## What you should do
With the images removed, repeat the data below exactly.

◆ ◆ ◆ ◆

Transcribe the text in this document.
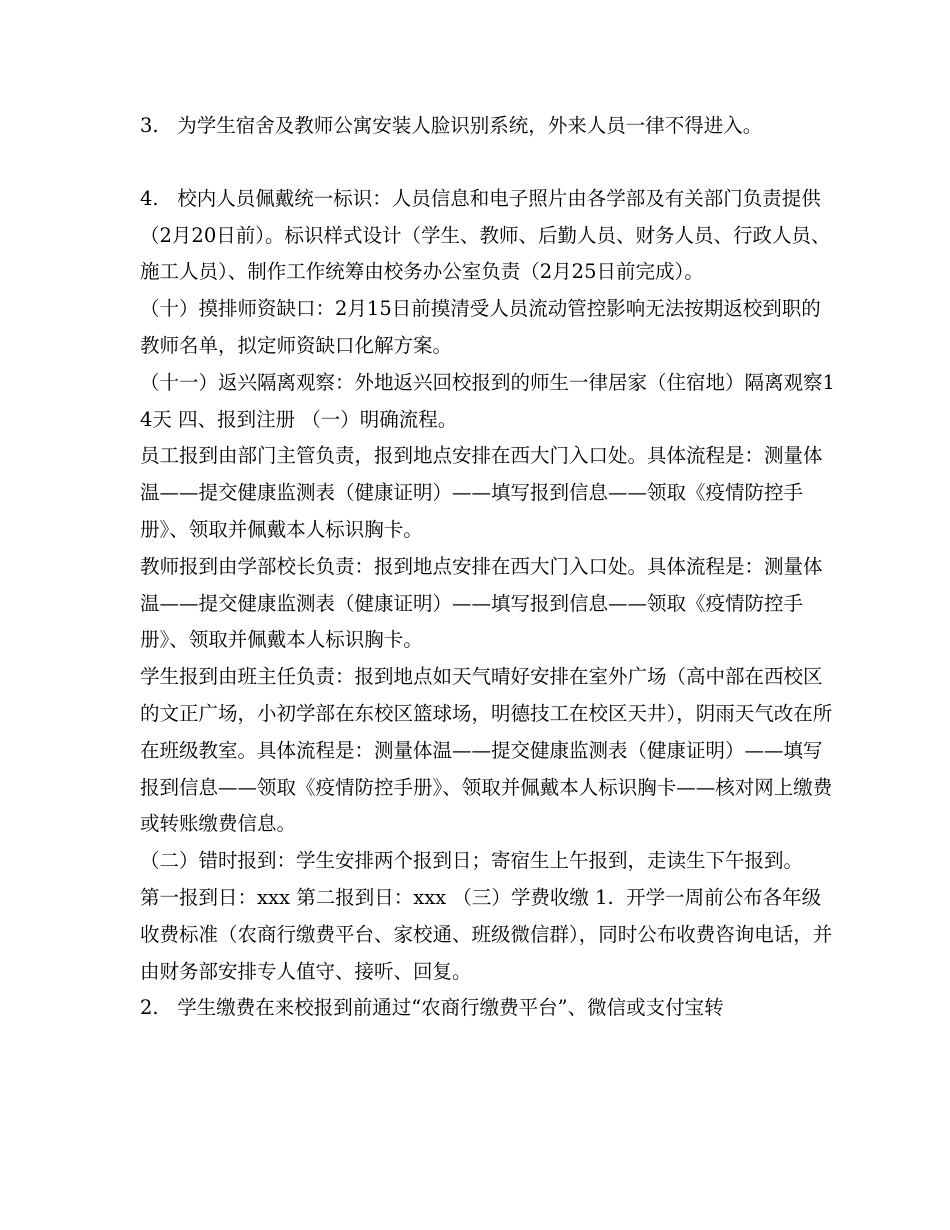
3.   为学生宿舍及教师公寓安装人脸识别系统，外来人员一律不得进入。

4.   校内人员佩戴统一标识：人员信息和电子照片由各学部及有关部门负责提供（2月20日前）。标识样式设计（学生、教师、后勤人员、财务人员、行政人员、施工人员）、制作工作统筹由校务办公室负责（2月25日前完成）。

（十）摸排师资缺口：2月15日前摸清受人员流动管控影响无法按期返校到职的教师名单，拟定师资缺口化解方案。

（十一）返兴隔离观察：外地返兴回校报到的师生一律居家（住宿地）隔离观察14天 四、报到注册 （一）明确流程。

员工报到由部门主管负责，报到地点安排在西大门入口处。具体流程是：测量体温——提交健康监测表（健康证明）——填写报到信息——领取《疫情防控手册》、领取并佩戴本人标识胸卡。

教师报到由学部校长负责：报到地点安排在西大门入口处。具体流程是：测量体温——提交健康监测表（健康证明）——填写报到信息——领取《疫情防控手册》、领取并佩戴本人标识胸卡。

学生报到由班主任负责：报到地点如天气晴好安排在室外广场（高中部在西校区的文正广场，小初学部在东校区篮球场，明德技工在校区天井），阴雨天气改在所在班级教室。具体流程是：测量体温——提交健康监测表（健康证明）——填写报到信息——领取《疫情防控手册》、领取并佩戴本人标识胸卡——核对网上缴费或转账缴费信息。

（二）错时报到：学生安排两个报到日；寄宿生上午报到，走读生下午报到。

第一报到日：xxx 第二报到日：xxx （三）学费收缴 1.  开学一周前公布各年级收费标准（农商行缴费平台、家校通、班级微信群），同时公布收费咨询电话，并由财务部安排专人值守、接听、回复。

2.   学生缴费在来校报到前通过“农商行缴费平台”、微信或支付宝转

◆ ◆ ◆ ◆

## Correct answer
Transcribe the text in this document.
3.   为学生宿舍及教师公寓安装人脸识别系统，外来人员一律不得进入。

4.   校内人员佩戴统一标识：人员信息和电子照片由各学部及有关部门负责提供（2月20日前）。标识样式设计（学生、教师、后勤人员、财务人员、行政人员、施工人员）、制作工作统筹由校务办公室负责（2月25日前完成）。

（十）摸排师资缺口：2月15日前摸清受人员流动管控影响无法按期返校到职的教师名单，拟定师资缺口化解方案。

（十一）返兴隔离观察：外地返兴回校报到的师生一律居家（住宿地）隔离观察14天 四、报到注册 （一）明确流程。

员工报到由部门主管负责，报到地点安排在西大门入口处。具体流程是：测量体温——提交健康监测表（健康证明）——填写报到信息——领取《疫情防控手册》、领取并佩戴本人标识胸卡。

教师报到由学部校长负责：报到地点安排在西大门入口处。具体流程是：测量体温——提交健康监测表（健康证明）——填写报到信息——领取《疫情防控手册》、领取并佩戴本人标识胸卡。

学生报到由班主任负责：报到地点如天气晴好安排在室外广场（高中部在西校区的文正广场，小初学部在东校区篮球场，明德技工在校区天井），阴雨天气改在所在班级教室。具体流程是：测量体温——提交健康监测表（健康证明）——填写报到信息——领取《疫情防控手册》、领取并佩戴本人标识胸卡——核对网上缴费或转账缴费信息。

（二）错时报到：学生安排两个报到日；寄宿生上午报到，走读生下午报到。

第一报到日：xxx 第二报到日：xxx （三）学费收缴 1.  开学一周前公布各年级收费标准（农商行缴费平台、家校通、班级微信群），同时公布收费咨询电话，并由财务部安排专人值守、接听、回复。

2.   学生缴费在来校报到前通过“农商行缴费平台”、微信或支付宝转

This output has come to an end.